WHAT YOU SHOULD DO —
Each entry here needs to be set down again exactly, please; pictures are left out.

::: SUPPLIED MATERIAL

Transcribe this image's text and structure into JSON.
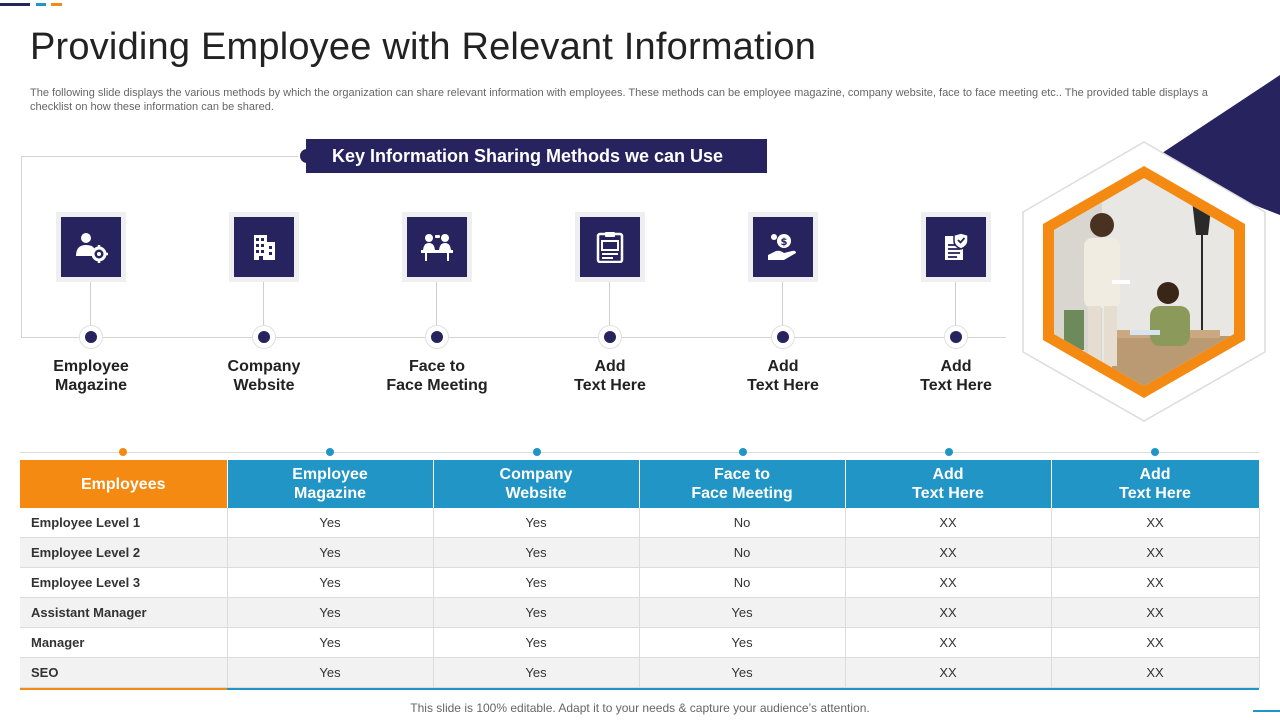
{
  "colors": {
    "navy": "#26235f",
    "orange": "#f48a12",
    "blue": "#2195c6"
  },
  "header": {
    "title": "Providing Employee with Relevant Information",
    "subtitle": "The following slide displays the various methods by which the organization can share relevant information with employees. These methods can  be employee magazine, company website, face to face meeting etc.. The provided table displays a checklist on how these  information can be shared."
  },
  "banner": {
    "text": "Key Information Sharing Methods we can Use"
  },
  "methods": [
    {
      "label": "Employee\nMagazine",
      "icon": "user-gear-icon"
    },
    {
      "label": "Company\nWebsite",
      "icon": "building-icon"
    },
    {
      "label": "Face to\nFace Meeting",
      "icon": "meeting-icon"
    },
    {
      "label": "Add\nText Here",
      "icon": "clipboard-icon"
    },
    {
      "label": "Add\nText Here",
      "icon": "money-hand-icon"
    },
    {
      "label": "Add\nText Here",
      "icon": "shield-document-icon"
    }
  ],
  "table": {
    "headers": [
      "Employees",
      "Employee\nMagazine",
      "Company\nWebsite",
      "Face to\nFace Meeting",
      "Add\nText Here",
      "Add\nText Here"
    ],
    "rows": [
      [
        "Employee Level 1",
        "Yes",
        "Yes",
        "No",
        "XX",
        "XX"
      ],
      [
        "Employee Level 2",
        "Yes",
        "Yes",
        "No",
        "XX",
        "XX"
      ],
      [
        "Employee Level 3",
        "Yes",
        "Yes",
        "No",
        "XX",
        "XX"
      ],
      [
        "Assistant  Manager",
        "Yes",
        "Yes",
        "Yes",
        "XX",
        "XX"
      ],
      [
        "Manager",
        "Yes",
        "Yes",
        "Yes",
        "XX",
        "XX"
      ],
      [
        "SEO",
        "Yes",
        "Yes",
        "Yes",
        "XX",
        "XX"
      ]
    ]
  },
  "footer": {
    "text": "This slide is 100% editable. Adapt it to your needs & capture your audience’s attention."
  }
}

::::::

SOLUTION BELOW —
Transcribe this image's text and structure into JSON.
{
  "colors": {
    "navy": "#26235f",
    "orange": "#f48a12",
    "blue": "#2195c6"
  },
  "header": {
    "title": "Providing Employee with Relevant Information",
    "subtitle": "The following slide displays the various methods by which the organization can share relevant information with employees. These methods can  be employee magazine, company website, face to face meeting etc.. The provided table displays a checklist on how these  information can be shared."
  },
  "banner": {
    "text": "Key Information Sharing Methods we can Use"
  },
  "methods": [
    {
      "label": "Employee\nMagazine",
      "icon": "user-gear-icon"
    },
    {
      "label": "Company\nWebsite",
      "icon": "building-icon"
    },
    {
      "label": "Face to\nFace Meeting",
      "icon": "meeting-icon"
    },
    {
      "label": "Add\nText Here",
      "icon": "clipboard-icon"
    },
    {
      "label": "Add\nText Here",
      "icon": "money-hand-icon"
    },
    {
      "label": "Add\nText Here",
      "icon": "shield-document-icon"
    }
  ],
  "table": {
    "headers": [
      "Employees",
      "Employee\nMagazine",
      "Company\nWebsite",
      "Face to\nFace Meeting",
      "Add\nText Here",
      "Add\nText Here"
    ],
    "rows": [
      [
        "Employee Level 1",
        "Yes",
        "Yes",
        "No",
        "XX",
        "XX"
      ],
      [
        "Employee Level 2",
        "Yes",
        "Yes",
        "No",
        "XX",
        "XX"
      ],
      [
        "Employee Level 3",
        "Yes",
        "Yes",
        "No",
        "XX",
        "XX"
      ],
      [
        "Assistant  Manager",
        "Yes",
        "Yes",
        "Yes",
        "XX",
        "XX"
      ],
      [
        "Manager",
        "Yes",
        "Yes",
        "Yes",
        "XX",
        "XX"
      ],
      [
        "SEO",
        "Yes",
        "Yes",
        "Yes",
        "XX",
        "XX"
      ]
    ]
  },
  "footer": {
    "text": "This slide is 100% editable. Adapt it to your needs & capture your audience’s attention."
  }
}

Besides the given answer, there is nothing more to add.